PASSAGE PROVIDED ▸
Simplification of C-RTL Equivalent Checking for Fused Multiply Add Unit using Intermediate Models

Bin Xue (bxue@nvidia.com)
Prosenjit Chatterjee (PChatterjee@nvidia.com)
Sandeep K. Shukla (shukla@vt.edu)
Outline

- Introduction
- Overview of the verification strategy
- C-RTL SEC of FMA instructions with intermediate models
- SEC between the abstract RTL model and the original model
- SEC between the C and the rewritten C model
- Experiment results
- Conclusion
Introduction

- FMA performs $\pm \text{src1} \times \text{src2} \pm \text{src3}$ in a single instruction

- C-RTL sequential equivalence checking (SEC)
- C-RTL SEC for FMA is a difficult problem
Gaps between C and RTL model for FMA

- Gap 1: multiplier Implementation RTL(booth algorithm) vs C(*);
- Gap 2: normalization and alignment sequence;
- Other common gaps: bit-level vs word level, parallel vs sequential, data width limit.

WRITTEN INSTRUCTION A ▸
In the slides on FMA equivalence checking, what is given as Gap 1 between the C and RTL models?

STORED ROWS ▸
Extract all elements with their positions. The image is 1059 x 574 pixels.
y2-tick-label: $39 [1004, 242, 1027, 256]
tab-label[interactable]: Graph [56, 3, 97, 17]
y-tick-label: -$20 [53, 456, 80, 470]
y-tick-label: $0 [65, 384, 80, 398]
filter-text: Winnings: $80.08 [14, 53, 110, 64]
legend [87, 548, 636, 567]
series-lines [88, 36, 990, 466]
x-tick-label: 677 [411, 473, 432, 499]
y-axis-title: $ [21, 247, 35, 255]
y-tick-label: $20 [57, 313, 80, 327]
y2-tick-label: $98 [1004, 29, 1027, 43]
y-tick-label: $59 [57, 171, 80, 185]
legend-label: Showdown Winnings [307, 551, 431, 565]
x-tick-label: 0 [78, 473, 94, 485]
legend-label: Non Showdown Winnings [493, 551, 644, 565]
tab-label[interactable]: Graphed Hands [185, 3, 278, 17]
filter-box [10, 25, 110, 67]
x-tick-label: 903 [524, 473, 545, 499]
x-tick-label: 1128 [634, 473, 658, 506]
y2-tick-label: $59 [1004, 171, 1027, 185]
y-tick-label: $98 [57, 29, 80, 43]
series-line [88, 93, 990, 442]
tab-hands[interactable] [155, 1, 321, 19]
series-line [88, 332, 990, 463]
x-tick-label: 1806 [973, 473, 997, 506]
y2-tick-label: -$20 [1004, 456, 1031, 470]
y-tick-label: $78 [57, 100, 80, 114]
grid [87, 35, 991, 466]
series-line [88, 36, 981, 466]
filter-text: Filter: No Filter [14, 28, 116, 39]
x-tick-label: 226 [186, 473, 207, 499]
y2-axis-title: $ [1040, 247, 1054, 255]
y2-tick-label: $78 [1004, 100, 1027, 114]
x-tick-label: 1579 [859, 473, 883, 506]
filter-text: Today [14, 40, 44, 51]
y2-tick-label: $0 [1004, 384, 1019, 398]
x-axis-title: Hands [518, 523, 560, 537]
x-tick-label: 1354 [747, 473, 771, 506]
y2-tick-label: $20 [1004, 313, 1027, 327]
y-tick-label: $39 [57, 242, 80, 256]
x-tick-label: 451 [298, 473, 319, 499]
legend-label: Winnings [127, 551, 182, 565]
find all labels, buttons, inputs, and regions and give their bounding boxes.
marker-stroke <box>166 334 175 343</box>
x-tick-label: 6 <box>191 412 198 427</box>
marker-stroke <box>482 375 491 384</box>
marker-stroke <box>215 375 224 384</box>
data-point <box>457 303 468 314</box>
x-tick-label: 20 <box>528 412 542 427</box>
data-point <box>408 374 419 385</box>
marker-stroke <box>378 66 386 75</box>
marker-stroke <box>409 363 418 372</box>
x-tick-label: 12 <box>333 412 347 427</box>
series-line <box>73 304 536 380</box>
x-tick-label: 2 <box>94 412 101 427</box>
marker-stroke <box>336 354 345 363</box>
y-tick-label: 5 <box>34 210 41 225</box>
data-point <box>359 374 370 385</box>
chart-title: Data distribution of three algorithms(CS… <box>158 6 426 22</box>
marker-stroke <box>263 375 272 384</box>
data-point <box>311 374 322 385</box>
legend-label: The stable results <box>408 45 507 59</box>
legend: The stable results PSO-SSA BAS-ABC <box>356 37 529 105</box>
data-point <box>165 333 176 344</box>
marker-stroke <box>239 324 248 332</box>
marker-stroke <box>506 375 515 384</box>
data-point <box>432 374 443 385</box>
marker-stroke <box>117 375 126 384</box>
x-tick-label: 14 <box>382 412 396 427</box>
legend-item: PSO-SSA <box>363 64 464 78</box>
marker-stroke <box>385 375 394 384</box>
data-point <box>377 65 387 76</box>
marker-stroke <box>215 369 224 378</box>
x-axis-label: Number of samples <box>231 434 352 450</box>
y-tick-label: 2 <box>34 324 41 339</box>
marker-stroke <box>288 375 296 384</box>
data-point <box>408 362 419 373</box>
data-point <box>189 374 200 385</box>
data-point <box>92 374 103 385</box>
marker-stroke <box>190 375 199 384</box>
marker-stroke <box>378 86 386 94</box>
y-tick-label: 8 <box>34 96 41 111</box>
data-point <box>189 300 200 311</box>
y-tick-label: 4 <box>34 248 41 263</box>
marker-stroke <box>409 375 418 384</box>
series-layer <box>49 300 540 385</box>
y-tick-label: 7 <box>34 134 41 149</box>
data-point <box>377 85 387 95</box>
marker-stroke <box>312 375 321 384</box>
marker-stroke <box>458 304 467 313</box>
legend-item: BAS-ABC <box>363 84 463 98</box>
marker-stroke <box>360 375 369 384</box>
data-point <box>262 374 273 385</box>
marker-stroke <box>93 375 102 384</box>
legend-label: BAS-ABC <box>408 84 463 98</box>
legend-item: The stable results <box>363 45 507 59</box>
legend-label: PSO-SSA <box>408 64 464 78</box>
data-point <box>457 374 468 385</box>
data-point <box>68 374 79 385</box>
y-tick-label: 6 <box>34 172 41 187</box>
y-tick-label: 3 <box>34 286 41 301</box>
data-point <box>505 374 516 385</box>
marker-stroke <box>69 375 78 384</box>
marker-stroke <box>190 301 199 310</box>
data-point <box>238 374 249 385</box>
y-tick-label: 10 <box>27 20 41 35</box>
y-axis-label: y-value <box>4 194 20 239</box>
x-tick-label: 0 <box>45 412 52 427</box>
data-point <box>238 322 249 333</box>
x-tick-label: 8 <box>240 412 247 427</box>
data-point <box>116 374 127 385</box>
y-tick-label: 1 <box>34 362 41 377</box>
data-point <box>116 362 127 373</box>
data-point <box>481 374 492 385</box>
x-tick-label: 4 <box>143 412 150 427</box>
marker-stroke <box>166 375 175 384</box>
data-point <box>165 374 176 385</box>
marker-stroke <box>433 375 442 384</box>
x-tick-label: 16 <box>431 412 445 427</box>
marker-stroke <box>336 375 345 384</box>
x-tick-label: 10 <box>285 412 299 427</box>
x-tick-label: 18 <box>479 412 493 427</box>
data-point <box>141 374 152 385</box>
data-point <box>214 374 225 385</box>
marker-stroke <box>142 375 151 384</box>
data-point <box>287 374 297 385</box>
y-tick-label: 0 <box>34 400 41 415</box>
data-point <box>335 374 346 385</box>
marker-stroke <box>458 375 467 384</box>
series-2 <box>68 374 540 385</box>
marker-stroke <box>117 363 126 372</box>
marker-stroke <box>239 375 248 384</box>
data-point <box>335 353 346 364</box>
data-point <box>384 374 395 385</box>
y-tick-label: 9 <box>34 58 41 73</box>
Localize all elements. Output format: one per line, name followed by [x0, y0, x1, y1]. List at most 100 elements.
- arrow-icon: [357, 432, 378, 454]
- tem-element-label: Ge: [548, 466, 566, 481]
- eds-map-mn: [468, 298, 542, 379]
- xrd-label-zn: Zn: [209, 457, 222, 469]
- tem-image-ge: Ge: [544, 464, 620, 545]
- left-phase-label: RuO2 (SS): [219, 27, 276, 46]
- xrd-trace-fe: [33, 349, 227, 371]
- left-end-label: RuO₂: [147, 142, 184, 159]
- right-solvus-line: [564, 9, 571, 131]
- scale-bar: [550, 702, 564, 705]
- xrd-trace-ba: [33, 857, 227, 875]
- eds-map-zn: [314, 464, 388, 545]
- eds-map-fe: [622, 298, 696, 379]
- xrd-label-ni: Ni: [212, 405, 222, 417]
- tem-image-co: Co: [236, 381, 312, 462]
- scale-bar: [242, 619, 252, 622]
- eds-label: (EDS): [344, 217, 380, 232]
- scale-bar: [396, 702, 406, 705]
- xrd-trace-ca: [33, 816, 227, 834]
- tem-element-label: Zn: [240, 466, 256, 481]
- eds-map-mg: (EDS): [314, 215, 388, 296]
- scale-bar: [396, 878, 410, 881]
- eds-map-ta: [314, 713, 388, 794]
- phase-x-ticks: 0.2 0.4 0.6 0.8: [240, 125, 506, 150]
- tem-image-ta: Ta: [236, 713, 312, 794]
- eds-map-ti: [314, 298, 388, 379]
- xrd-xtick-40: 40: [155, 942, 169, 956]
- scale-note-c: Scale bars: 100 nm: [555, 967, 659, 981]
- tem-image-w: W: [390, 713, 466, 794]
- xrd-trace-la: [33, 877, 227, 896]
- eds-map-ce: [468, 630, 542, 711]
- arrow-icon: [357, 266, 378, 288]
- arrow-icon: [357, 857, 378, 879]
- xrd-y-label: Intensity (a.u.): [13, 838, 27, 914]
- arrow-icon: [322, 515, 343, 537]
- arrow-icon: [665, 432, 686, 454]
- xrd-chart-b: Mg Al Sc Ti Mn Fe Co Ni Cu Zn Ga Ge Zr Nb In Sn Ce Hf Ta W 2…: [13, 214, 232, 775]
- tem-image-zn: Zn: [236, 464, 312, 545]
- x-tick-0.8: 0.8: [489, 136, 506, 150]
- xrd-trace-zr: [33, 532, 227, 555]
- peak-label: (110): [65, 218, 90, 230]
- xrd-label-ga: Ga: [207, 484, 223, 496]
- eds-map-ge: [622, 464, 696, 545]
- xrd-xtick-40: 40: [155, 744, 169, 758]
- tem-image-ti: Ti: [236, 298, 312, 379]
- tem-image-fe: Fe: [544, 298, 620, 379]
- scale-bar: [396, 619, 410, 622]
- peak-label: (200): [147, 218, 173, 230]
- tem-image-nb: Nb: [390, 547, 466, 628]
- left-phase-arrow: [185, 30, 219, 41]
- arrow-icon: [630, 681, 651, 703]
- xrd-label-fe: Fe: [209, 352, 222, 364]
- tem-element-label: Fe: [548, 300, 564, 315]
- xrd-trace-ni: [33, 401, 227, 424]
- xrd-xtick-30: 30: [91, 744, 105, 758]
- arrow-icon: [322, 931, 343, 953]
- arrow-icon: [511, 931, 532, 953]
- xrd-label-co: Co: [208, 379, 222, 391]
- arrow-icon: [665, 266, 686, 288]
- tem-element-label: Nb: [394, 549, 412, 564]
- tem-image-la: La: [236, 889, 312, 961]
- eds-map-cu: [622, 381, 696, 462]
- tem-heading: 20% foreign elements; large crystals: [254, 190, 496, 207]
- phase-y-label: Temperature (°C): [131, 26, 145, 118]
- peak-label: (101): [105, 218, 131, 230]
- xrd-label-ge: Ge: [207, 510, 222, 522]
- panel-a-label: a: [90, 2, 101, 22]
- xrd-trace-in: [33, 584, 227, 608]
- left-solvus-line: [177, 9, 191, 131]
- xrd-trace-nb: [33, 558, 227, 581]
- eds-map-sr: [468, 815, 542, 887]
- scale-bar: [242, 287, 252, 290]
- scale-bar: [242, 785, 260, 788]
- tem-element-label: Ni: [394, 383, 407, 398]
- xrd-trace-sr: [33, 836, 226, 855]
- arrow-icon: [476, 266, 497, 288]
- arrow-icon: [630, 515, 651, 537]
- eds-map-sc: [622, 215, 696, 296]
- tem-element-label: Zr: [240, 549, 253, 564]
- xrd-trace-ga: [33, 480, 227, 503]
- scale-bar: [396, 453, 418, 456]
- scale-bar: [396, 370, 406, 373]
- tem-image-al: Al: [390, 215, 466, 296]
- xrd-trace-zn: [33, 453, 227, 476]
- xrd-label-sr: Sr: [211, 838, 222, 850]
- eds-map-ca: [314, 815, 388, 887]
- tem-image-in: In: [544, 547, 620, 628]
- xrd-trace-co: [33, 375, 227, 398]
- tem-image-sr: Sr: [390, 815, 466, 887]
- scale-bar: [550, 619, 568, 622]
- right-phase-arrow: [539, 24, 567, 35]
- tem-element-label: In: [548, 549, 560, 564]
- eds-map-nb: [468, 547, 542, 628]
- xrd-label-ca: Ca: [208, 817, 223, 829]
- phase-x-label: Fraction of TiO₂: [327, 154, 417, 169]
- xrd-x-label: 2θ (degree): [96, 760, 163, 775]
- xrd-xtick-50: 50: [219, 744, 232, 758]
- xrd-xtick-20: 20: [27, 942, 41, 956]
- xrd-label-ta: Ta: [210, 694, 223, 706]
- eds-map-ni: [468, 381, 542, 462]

WRITTEN INSTRUCTION B ▸
Pick out each line of the listing that contains the string "left", and copy those lines.

SOLUTION A ▸
The multiplier implementation: the Booth algorithm in the RTL versus the * operator in C.

SOLUTION B ▸
- left-phase-label: RuO2 (SS): [219, 27, 276, 46]
- left-end-label: RuO₂: [147, 142, 184, 159]
- left-phase-arrow: [185, 30, 219, 41]
- left-solvus-line: [177, 9, 191, 131]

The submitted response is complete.